→ Goal of the exercise
Select and reproduce each line of the listing below that bears the string "أخبرنا".

— start of Excerpted data —

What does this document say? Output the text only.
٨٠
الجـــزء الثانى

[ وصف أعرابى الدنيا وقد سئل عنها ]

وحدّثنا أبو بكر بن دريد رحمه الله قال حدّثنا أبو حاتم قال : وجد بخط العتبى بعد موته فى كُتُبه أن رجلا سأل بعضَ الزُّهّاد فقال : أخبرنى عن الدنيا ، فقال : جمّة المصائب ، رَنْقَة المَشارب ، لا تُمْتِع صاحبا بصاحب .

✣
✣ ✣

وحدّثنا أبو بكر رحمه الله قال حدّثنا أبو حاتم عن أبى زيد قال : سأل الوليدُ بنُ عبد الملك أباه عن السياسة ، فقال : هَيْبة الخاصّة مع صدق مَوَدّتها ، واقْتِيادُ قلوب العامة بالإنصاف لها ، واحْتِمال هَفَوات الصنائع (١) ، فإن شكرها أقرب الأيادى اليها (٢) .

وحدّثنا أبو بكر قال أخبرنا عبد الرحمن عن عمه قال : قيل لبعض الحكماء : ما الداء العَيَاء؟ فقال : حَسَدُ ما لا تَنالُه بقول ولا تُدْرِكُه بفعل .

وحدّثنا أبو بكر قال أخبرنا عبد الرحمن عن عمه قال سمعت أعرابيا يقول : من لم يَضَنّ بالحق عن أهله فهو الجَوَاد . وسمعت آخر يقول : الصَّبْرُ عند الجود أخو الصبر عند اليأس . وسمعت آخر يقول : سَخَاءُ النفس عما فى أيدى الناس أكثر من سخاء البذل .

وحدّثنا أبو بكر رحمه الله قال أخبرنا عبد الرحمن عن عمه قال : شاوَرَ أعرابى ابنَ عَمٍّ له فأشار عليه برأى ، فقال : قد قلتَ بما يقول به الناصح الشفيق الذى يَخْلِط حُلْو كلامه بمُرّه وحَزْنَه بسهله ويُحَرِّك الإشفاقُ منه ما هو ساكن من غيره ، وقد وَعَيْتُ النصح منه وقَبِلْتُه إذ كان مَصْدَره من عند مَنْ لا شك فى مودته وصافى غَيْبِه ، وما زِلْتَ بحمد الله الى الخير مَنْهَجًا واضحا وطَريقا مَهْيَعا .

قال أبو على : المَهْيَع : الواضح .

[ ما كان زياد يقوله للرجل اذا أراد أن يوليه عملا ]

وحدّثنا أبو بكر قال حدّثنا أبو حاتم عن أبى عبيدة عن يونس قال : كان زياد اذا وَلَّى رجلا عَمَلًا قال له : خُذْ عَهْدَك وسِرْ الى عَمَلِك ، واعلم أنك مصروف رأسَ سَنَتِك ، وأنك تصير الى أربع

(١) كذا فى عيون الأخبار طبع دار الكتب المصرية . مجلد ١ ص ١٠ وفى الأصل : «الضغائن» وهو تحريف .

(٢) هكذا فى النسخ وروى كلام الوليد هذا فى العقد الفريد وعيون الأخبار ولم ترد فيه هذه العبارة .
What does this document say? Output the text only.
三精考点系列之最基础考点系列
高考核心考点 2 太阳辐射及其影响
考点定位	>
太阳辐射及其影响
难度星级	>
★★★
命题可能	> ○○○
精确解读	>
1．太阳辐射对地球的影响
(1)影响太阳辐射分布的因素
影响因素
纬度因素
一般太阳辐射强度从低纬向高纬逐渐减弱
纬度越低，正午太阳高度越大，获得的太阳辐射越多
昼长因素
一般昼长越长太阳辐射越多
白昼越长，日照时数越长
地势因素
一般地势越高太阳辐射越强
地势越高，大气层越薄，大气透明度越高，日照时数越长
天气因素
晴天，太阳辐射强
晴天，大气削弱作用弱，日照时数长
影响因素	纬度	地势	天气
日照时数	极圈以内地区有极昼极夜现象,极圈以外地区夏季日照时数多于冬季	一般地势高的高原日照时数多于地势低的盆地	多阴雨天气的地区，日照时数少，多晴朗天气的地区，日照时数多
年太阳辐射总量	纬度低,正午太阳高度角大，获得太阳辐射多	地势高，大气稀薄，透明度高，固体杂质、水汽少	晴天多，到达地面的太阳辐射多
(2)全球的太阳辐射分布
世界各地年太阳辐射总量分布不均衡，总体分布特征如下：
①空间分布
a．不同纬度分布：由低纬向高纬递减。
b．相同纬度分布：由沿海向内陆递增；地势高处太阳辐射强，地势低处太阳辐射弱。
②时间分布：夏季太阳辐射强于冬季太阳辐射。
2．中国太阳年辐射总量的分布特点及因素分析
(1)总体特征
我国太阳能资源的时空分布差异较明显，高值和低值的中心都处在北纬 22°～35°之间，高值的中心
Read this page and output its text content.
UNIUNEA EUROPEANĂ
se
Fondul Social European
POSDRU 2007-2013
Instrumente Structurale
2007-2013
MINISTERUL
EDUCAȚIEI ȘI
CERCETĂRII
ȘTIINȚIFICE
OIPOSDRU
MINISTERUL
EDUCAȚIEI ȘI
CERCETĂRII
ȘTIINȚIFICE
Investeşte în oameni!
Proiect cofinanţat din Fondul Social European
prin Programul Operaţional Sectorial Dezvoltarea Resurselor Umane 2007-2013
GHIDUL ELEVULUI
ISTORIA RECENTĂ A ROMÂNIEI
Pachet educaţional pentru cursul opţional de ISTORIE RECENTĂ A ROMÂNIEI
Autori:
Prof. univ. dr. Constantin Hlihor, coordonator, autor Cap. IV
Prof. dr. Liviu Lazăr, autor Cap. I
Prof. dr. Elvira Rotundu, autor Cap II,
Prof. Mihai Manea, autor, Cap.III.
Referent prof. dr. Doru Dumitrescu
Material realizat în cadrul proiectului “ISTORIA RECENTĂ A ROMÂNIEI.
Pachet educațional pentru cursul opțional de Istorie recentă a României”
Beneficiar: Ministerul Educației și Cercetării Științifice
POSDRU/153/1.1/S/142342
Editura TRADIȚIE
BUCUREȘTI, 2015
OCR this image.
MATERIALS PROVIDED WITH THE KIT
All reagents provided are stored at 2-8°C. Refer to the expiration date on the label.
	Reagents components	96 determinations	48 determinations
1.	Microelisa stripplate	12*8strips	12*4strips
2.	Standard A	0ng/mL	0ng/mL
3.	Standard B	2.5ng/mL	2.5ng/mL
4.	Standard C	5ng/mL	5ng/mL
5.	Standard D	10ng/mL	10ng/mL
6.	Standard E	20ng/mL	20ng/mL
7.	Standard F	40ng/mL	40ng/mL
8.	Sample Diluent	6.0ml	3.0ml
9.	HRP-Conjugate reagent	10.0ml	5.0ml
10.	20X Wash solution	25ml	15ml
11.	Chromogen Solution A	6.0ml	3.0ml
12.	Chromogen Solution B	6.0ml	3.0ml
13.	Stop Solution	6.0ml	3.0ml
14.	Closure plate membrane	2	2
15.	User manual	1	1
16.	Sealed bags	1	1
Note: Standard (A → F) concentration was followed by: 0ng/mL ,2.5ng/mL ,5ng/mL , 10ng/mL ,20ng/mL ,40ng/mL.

— end of Excerpted data —

→ Answer to the problem
وحدّثنا أبو بكر قال أخبرنا عبد الرحمن عن عمه قال : قيل لبعض الحكماء : ما الداء العَيَاء؟ فقال : حَسَدُ ما لا تَنالُه بقول ولا تُدْرِكُه بفعل .
وحدّثنا أبو بكر قال أخبرنا عبد الرحمن عن عمه قال سمعت أعرابيا يقول : من لم يَضَنّ بالحق عن أهله فهو الجَوَاد . وسمعت آخر يقول : الصَّبْرُ عند الجود أخو الصبر عند اليأس . وسمعت آخر يقول : سَخَاءُ النفس عما فى أيدى الناس أكثر من سخاء البذل .
وحدّثنا أبو بكر رحمه الله قال أخبرنا عبد الرحمن عن عمه قال : شاوَرَ أعرابى ابنَ عَمٍّ له فأشار عليه برأى ، فقال : قد قلتَ بما يقول به الناصح الشفيق الذى يَخْلِط حُلْو كلامه بمُرّه وحَزْنَه بسهله ويُحَرِّك الإشفاقُ منه ما هو ساكن من غيره ، وقد وَعَيْتُ النصح منه وقَبِلْتُه إذ كان مَصْدَره من عند مَنْ لا شك فى مودته وصافى غَيْبِه ، وما زِلْتَ بحمد الله الى الخير مَنْهَجًا واضحا وطَريقا مَهْيَعا .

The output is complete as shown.